Stated exercise -
Give back every line exactly as it appears, pictures excluded.

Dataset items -
● ● ●

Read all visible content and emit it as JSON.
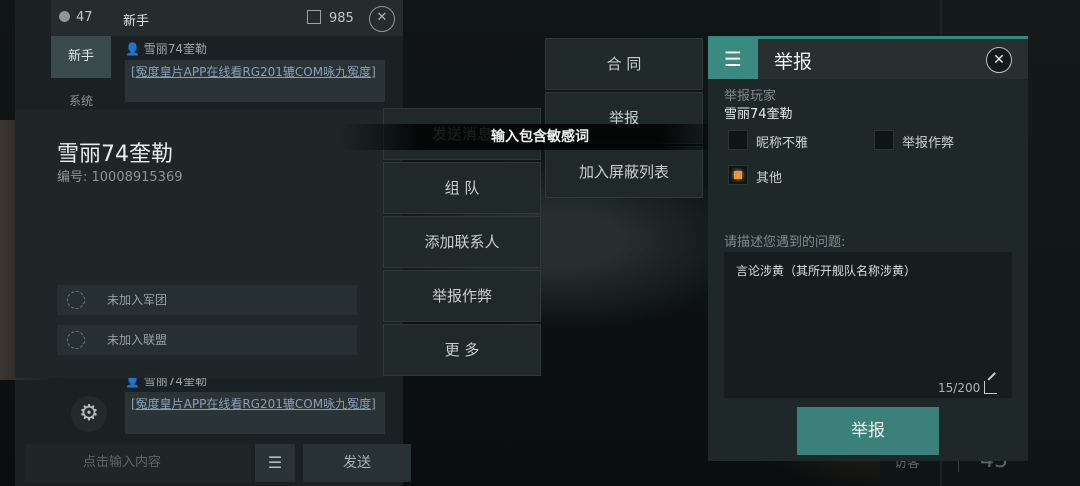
{
  "chat": {
    "member_count": "47",
    "channel_title": "新手",
    "score": "985",
    "tabs": [
      "新手",
      "系统"
    ],
    "messages": [
      {
        "author": "雪丽74奎勒",
        "text": "[冤度皇片APP在线看RG201辘COM咏九冤度]"
      },
      {
        "author": "雪丽74奎勒",
        "text": "[冤度皇片APP在线看RG201辘COM咏九冤度]"
      }
    ],
    "input_placeholder": "点击输入内容",
    "send_label": "发送"
  },
  "player_card": {
    "name": "雪丽74奎勒",
    "id_text": "编号: 10008915369",
    "legion": "未加入军团",
    "alliance": "未加入联盟"
  },
  "menu": {
    "items": [
      "发送消息",
      "组 队",
      "添加联系人",
      "举报作弊",
      "更 多"
    ],
    "items2": [
      "合 同",
      "举报",
      "加入屏蔽列表"
    ]
  },
  "toast": "输入包含敏感词",
  "report": {
    "title": "举报",
    "player_label": "举报玩家",
    "player_name": "雪丽74奎勒",
    "options": [
      {
        "label": "昵称不雅",
        "checked": false
      },
      {
        "label": "举报作弊",
        "checked": false
      },
      {
        "label": "其他",
        "checked": true
      }
    ],
    "desc_label": "请描述您遇到的问题:",
    "desc_text": "言论涉黄（其所开舰队名称涉黄）",
    "counter": "15/200",
    "submit_label": "举报",
    "accent": "#3a8a82"
  },
  "background": {
    "visitor_label": "访客",
    "visitor_count": "43"
  }
}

● ● ●

Solution -
Read all visible content and emit it as JSON.
{
  "chat": {
    "member_count": "47",
    "channel_title": "新手",
    "score": "985",
    "tabs": [
      "新手",
      "系统"
    ],
    "messages": [
      {
        "author": "雪丽74奎勒",
        "text": "[冤度皇片APP在线看RG201辘COM咏九冤度]"
      },
      {
        "author": "雪丽74奎勒",
        "text": "[冤度皇片APP在线看RG201辘COM咏九冤度]"
      }
    ],
    "input_placeholder": "点击输入内容",
    "send_label": "发送"
  },
  "player_card": {
    "name": "雪丽74奎勒",
    "id_text": "编号: 10008915369",
    "legion": "未加入军团",
    "alliance": "未加入联盟"
  },
  "menu": {
    "items": [
      "发送消息",
      "组 队",
      "添加联系人",
      "举报作弊",
      "更 多"
    ],
    "items2": [
      "合 同",
      "举报",
      "加入屏蔽列表"
    ]
  },
  "toast": "输入包含敏感词",
  "report": {
    "title": "举报",
    "player_label": "举报玩家",
    "player_name": "雪丽74奎勒",
    "options": [
      {
        "label": "昵称不雅",
        "checked": false
      },
      {
        "label": "举报作弊",
        "checked": false
      },
      {
        "label": "其他",
        "checked": true
      }
    ],
    "desc_label": "请描述您遇到的问题:",
    "desc_text": "言论涉黄（其所开舰队名称涉黄）",
    "counter": "15/200",
    "submit_label": "举报",
    "accent": "#3a8a82"
  },
  "background": {
    "visitor_label": "访客",
    "visitor_count": "43"
  }
}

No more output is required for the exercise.